TASK REQUIREMENTS: Determine the number of lines in the listing below where the string "didn" occurs; answer with the number alone.

SOURCE MATERIAL:

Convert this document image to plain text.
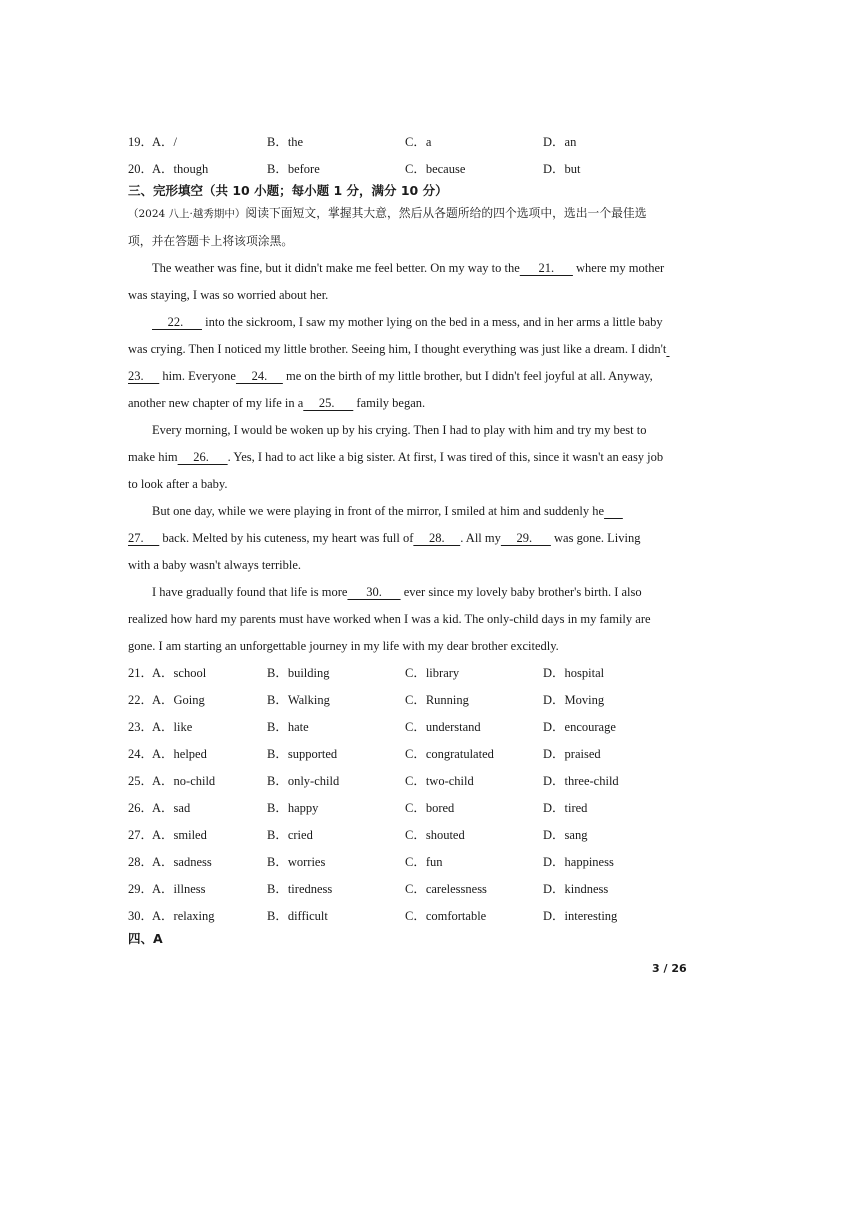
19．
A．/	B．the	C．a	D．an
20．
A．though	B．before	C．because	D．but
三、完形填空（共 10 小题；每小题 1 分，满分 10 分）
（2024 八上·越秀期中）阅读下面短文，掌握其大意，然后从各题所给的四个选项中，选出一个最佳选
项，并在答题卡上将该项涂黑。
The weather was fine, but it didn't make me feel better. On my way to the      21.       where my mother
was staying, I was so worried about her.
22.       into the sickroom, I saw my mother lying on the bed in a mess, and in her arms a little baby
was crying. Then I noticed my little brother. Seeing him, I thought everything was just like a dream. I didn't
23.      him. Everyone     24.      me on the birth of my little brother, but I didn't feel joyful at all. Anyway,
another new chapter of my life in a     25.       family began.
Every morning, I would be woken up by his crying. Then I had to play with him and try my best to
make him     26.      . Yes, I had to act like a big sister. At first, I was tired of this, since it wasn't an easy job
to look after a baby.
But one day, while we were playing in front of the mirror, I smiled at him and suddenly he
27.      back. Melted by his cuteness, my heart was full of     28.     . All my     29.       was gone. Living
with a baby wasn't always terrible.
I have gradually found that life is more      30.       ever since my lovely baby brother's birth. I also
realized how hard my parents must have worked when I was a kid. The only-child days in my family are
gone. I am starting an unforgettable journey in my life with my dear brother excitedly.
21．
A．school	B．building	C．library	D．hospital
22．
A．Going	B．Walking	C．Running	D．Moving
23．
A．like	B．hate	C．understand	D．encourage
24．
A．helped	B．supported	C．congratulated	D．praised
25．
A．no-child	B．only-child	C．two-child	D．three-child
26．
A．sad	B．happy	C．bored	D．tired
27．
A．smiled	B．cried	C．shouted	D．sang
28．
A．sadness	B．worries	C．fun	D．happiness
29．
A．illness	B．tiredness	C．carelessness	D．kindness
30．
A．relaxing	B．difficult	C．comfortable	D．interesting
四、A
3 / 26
---
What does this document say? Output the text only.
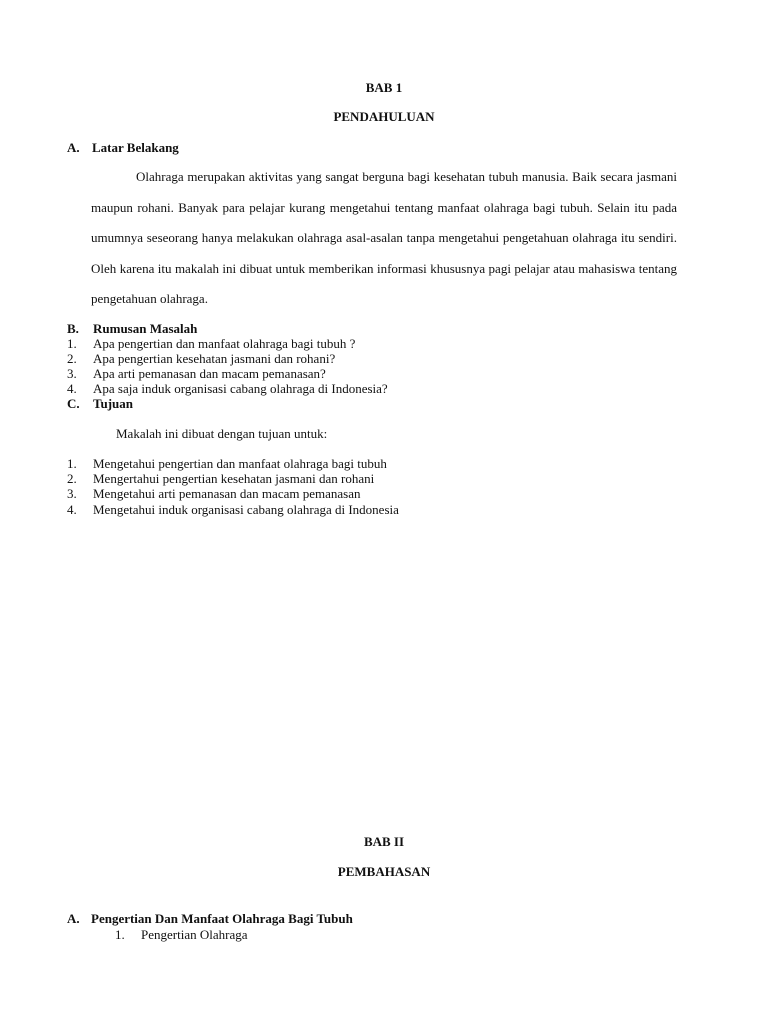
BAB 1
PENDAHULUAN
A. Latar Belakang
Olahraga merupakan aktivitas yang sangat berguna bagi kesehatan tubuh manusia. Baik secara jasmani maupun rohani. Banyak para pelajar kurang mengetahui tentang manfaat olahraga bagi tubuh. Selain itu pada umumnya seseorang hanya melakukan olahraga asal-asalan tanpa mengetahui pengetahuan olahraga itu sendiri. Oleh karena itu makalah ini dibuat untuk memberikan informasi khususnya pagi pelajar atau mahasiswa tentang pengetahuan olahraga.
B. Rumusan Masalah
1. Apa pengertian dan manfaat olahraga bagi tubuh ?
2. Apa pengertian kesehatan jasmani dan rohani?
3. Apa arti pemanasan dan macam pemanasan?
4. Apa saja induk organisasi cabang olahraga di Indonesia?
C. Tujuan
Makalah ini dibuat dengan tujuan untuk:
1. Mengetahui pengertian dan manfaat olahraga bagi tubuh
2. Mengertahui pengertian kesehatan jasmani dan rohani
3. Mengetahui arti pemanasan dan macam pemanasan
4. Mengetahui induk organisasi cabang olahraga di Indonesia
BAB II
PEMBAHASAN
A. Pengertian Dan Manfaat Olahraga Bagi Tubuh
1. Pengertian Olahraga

RESPONSE BELOW: 3